__Exercise directions__: Retype all of the data exactly as given.

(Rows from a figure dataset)
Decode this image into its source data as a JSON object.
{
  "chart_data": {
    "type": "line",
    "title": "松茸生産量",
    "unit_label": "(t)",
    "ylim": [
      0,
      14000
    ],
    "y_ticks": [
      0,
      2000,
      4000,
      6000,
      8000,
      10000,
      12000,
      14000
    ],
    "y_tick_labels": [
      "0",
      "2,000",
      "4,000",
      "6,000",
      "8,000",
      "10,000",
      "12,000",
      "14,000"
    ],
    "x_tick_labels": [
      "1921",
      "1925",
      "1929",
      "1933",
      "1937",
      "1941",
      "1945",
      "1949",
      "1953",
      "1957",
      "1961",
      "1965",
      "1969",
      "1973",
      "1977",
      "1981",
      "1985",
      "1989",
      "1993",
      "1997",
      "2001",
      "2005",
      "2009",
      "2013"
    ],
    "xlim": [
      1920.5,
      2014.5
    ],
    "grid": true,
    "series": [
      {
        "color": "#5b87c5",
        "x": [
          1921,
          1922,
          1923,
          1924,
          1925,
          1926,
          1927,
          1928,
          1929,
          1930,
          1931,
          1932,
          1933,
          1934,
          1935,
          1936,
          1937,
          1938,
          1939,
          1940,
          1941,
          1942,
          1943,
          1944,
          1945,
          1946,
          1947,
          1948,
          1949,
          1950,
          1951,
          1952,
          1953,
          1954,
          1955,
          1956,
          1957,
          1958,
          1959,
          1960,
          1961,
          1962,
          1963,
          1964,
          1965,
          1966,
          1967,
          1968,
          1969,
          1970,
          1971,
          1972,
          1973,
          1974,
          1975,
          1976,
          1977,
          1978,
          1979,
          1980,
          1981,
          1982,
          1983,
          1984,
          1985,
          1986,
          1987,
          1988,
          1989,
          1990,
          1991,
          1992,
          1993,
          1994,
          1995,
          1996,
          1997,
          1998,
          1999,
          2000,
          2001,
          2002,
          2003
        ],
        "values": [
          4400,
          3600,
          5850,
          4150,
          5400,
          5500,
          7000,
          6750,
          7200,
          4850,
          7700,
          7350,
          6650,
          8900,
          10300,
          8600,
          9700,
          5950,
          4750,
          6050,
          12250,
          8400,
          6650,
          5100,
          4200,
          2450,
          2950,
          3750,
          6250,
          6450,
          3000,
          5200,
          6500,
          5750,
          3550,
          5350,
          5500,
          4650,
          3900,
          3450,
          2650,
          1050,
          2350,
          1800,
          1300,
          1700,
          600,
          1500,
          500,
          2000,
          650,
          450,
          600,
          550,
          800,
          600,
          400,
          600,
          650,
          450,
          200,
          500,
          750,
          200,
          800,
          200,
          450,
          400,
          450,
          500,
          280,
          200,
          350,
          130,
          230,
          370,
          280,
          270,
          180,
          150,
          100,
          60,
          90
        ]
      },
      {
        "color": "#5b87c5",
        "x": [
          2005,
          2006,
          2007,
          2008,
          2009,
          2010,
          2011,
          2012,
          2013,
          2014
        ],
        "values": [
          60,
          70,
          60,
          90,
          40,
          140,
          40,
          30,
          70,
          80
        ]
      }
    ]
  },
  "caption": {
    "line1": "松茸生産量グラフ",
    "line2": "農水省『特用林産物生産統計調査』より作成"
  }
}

__Solution to this task__:
Decode this image into its source data as a JSON object.
{
  "chart_data": {
    "type": "line",
    "title": "松茸生産量",
    "unit_label": "(t)",
    "ylim": [
      0,
      14000
    ],
    "y_ticks": [
      0,
      2000,
      4000,
      6000,
      8000,
      10000,
      12000,
      14000
    ],
    "y_tick_labels": [
      "0",
      "2,000",
      "4,000",
      "6,000",
      "8,000",
      "10,000",
      "12,000",
      "14,000"
    ],
    "x_tick_labels": [
      "1921",
      "1925",
      "1929",
      "1933",
      "1937",
      "1941",
      "1945",
      "1949",
      "1953",
      "1957",
      "1961",
      "1965",
      "1969",
      "1973",
      "1977",
      "1981",
      "1985",
      "1989",
      "1993",
      "1997",
      "2001",
      "2005",
      "2009",
      "2013"
    ],
    "xlim": [
      1920.5,
      2014.5
    ],
    "grid": true,
    "series": [
      {
        "color": "#5b87c5",
        "x": [
          1921,
          1922,
          1923,
          1924,
          1925,
          1926,
          1927,
          1928,
          1929,
          1930,
          1931,
          1932,
          1933,
          1934,
          1935,
          1936,
          1937,
          1938,
          1939,
          1940,
          1941,
          1942,
          1943,
          1944,
          1945,
          1946,
          1947,
          1948,
          1949,
          1950,
          1951,
          1952,
          1953,
          1954,
          1955,
          1956,
          1957,
          1958,
          1959,
          1960,
          1961,
          1962,
          1963,
          1964,
          1965,
          1966,
          1967,
          1968,
          1969,
          1970,
          1971,
          1972,
          1973,
          1974,
          1975,
          1976,
          1977,
          1978,
          1979,
          1980,
          1981,
          1982,
          1983,
          1984,
          1985,
          1986,
          1987,
          1988,
          1989,
          1990,
          1991,
          1992,
          1993,
          1994,
          1995,
          1996,
          1997,
          1998,
          1999,
          2000,
          2001,
          2002,
          2003
        ],
        "values": [
          4400,
          3600,
          5850,
          4150,
          5400,
          5500,
          7000,
          6750,
          7200,
          4850,
          7700,
          7350,
          6650,
          8900,
          10300,
          8600,
          9700,
          5950,
          4750,
          6050,
          12250,
          8400,
          6650,
          5100,
          4200,
          2450,
          2950,
          3750,
          6250,
          6450,
          3000,
          5200,
          6500,
          5750,
          3550,
          5350,
          5500,
          4650,
          3900,
          3450,
          2650,
          1050,
          2350,
          1800,
          1300,
          1700,
          600,
          1500,
          500,
          2000,
          650,
          450,
          600,
          550,
          800,
          600,
          400,
          600,
          650,
          450,
          200,
          500,
          750,
          200,
          800,
          200,
          450,
          400,
          450,
          500,
          280,
          200,
          350,
          130,
          230,
          370,
          280,
          270,
          180,
          150,
          100,
          60,
          90
        ]
      },
      {
        "color": "#5b87c5",
        "x": [
          2005,
          2006,
          2007,
          2008,
          2009,
          2010,
          2011,
          2012,
          2013,
          2014
        ],
        "values": [
          60,
          70,
          60,
          90,
          40,
          140,
          40,
          30,
          70,
          80
        ]
      }
    ]
  },
  "caption": {
    "line1": "松茸生産量グラフ",
    "line2": "農水省『特用林産物生産統計調査』より作成"
  }
}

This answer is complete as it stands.